-- START Material to process --

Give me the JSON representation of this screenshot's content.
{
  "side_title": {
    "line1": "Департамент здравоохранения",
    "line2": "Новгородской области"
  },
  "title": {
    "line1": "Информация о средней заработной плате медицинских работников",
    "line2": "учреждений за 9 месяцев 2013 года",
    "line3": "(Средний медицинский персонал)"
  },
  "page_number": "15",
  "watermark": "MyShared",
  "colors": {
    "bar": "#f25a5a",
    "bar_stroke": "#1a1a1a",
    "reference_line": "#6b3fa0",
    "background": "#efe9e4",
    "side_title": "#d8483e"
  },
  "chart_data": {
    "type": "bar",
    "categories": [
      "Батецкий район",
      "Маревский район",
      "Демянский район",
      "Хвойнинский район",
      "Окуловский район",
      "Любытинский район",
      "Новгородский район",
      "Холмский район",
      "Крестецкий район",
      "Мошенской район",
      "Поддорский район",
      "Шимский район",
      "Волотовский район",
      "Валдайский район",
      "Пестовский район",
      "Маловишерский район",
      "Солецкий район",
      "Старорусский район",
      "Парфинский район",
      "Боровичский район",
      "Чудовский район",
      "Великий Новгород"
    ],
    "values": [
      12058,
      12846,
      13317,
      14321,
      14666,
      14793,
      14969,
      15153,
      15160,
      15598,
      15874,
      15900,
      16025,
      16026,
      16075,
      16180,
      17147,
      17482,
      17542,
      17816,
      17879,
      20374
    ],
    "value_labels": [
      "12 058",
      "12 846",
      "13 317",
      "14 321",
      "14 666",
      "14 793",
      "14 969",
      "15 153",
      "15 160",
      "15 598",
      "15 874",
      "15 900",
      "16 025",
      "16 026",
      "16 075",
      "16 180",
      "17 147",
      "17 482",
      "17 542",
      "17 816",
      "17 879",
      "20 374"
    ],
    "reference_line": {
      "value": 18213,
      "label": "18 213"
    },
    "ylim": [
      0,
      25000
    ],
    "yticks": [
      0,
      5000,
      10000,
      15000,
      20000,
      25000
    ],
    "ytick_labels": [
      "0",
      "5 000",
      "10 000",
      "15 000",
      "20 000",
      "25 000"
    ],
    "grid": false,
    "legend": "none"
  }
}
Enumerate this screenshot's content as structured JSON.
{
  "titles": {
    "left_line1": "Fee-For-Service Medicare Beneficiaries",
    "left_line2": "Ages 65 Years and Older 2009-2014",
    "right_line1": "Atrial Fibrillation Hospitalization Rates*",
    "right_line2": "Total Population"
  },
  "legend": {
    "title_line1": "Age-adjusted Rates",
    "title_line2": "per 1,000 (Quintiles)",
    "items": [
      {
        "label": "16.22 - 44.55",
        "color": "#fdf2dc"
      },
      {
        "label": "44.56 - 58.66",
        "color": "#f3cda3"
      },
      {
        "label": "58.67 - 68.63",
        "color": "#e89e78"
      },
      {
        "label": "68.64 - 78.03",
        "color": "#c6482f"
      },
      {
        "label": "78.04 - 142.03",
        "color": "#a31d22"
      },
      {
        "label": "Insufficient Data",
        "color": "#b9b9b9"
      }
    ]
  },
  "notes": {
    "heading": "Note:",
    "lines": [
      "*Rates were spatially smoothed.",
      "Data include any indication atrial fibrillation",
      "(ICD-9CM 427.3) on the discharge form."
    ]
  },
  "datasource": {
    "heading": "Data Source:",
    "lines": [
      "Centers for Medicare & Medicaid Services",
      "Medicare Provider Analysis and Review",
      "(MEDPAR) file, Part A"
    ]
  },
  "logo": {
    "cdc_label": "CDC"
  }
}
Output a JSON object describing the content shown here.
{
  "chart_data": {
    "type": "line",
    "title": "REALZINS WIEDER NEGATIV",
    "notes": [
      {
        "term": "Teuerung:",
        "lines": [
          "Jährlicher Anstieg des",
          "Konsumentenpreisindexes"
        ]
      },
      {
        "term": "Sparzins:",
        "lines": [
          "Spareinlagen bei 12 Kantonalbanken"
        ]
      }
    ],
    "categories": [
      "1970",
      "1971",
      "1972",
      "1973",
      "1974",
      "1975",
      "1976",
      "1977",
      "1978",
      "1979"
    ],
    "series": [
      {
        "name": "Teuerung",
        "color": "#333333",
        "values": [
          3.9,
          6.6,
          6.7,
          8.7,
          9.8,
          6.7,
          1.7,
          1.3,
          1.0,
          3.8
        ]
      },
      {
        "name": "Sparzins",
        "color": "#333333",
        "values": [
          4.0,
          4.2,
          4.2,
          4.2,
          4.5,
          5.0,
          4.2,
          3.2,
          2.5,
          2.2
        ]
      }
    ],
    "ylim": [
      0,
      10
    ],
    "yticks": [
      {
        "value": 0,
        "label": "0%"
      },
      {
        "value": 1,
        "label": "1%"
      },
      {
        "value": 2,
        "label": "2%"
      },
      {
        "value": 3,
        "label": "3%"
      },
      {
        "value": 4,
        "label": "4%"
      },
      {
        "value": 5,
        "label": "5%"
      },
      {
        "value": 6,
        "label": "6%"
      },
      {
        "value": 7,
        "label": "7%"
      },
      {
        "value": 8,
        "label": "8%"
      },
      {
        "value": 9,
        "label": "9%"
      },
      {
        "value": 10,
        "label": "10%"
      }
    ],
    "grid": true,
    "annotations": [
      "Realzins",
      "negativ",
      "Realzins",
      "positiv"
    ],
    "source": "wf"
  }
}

-- END Material to process --

• **The request**: Copy all lines from the entries that contain the word "screenshot".

• **Solution to this task**:
Give me the JSON representation of this screenshot's content.
Enumerate this screenshot's content as structured JSON.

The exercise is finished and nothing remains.